→ TASK
All entries below are to be set down again, identical to the source.

--

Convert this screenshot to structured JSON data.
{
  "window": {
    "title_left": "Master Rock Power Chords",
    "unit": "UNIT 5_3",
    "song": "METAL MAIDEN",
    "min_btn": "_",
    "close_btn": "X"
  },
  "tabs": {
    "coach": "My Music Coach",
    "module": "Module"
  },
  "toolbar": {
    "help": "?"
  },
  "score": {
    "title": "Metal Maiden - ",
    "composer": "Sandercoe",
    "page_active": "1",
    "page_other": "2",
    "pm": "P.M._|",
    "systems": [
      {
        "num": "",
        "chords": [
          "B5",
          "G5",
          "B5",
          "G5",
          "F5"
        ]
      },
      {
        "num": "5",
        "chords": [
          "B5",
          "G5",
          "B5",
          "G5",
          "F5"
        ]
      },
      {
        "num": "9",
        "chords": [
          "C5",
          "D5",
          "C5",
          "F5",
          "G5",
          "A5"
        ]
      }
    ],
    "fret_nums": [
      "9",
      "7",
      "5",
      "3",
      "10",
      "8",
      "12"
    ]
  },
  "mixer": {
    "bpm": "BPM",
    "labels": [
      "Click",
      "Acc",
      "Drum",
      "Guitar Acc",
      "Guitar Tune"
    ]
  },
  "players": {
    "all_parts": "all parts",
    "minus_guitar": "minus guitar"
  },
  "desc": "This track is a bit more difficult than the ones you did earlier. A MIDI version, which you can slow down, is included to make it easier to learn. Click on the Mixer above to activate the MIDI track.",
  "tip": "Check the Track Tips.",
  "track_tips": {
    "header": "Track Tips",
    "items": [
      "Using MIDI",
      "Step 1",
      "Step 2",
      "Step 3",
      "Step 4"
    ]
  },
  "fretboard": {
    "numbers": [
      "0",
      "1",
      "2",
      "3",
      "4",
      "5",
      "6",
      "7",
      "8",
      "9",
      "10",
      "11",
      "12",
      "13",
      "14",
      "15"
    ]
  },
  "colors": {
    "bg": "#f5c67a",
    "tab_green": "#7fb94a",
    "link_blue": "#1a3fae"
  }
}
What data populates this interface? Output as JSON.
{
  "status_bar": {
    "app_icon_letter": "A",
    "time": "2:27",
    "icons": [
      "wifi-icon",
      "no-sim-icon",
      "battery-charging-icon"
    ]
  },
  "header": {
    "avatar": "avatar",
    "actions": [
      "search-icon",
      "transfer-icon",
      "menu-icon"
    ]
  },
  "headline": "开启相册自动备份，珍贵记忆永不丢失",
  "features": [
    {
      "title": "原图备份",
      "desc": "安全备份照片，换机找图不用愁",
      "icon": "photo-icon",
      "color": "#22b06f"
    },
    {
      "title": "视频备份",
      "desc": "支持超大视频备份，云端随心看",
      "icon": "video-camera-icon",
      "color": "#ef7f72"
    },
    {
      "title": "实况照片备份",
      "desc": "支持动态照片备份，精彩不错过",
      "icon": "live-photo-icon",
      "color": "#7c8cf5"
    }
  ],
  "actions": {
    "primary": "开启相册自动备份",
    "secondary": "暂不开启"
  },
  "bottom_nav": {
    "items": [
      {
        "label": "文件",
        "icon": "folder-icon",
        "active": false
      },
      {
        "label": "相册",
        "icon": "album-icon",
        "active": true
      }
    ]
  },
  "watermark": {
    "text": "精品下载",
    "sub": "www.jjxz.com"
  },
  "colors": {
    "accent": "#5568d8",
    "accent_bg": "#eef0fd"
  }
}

--

→ PROBLEM SOLUTION
Convert this screenshot to structured JSON data.
{
  "window": {
    "title_left": "Master Rock Power Chords",
    "unit": "UNIT 5_3",
    "song": "METAL MAIDEN",
    "min_btn": "_",
    "close_btn": "X"
  },
  "tabs": {
    "coach": "My Music Coach",
    "module": "Module"
  },
  "toolbar": {
    "help": "?"
  },
  "score": {
    "title": "Metal Maiden - ",
    "composer": "Sandercoe",
    "page_active": "1",
    "page_other": "2",
    "pm": "P.M._|",
    "systems": [
      {
        "num": "",
        "chords": [
          "B5",
          "G5",
          "B5",
          "G5",
          "F5"
        ]
      },
      {
        "num": "5",
        "chords": [
          "B5",
          "G5",
          "B5",
          "G5",
          "F5"
        ]
      },
      {
        "num": "9",
        "chords": [
          "C5",
          "D5",
          "C5",
          "F5",
          "G5",
          "A5"
        ]
      }
    ],
    "fret_nums": [
      "9",
      "7",
      "5",
      "3",
      "10",
      "8",
      "12"
    ]
  },
  "mixer": {
    "bpm": "BPM",
    "labels": [
      "Click",
      "Acc",
      "Drum",
      "Guitar Acc",
      "Guitar Tune"
    ]
  },
  "players": {
    "all_parts": "all parts",
    "minus_guitar": "minus guitar"
  },
  "desc": "This track is a bit more difficult than the ones you did earlier. A MIDI version, which you can slow down, is included to make it easier to learn. Click on the Mixer above to activate the MIDI track.",
  "tip": "Check the Track Tips.",
  "track_tips": {
    "header": "Track Tips",
    "items": [
      "Using MIDI",
      "Step 1",
      "Step 2",
      "Step 3",
      "Step 4"
    ]
  },
  "fretboard": {
    "numbers": [
      "0",
      "1",
      "2",
      "3",
      "4",
      "5",
      "6",
      "7",
      "8",
      "9",
      "10",
      "11",
      "12",
      "13",
      "14",
      "15"
    ]
  },
  "colors": {
    "bg": "#f5c67a",
    "tab_green": "#7fb94a",
    "link_blue": "#1a3fae"
  }
}
What data populates this interface? Output as JSON.
{
  "status_bar": {
    "app_icon_letter": "A",
    "time": "2:27",
    "icons": [
      "wifi-icon",
      "no-sim-icon",
      "battery-charging-icon"
    ]
  },
  "header": {
    "avatar": "avatar",
    "actions": [
      "search-icon",
      "transfer-icon",
      "menu-icon"
    ]
  },
  "headline": "开启相册自动备份，珍贵记忆永不丢失",
  "features": [
    {
      "title": "原图备份",
      "desc": "安全备份照片，换机找图不用愁",
      "icon": "photo-icon",
      "color": "#22b06f"
    },
    {
      "title": "视频备份",
      "desc": "支持超大视频备份，云端随心看",
      "icon": "video-camera-icon",
      "color": "#ef7f72"
    },
    {
      "title": "实况照片备份",
      "desc": "支持动态照片备份，精彩不错过",
      "icon": "live-photo-icon",
      "color": "#7c8cf5"
    }
  ],
  "actions": {
    "primary": "开启相册自动备份",
    "secondary": "暂不开启"
  },
  "bottom_nav": {
    "items": [
      {
        "label": "文件",
        "icon": "folder-icon",
        "active": false
      },
      {
        "label": "相册",
        "icon": "album-icon",
        "active": true
      }
    ]
  },
  "watermark": {
    "text": "精品下载",
    "sub": "www.jjxz.com"
  },
  "colors": {
    "accent": "#5568d8",
    "accent_bg": "#eef0fd"
  }
}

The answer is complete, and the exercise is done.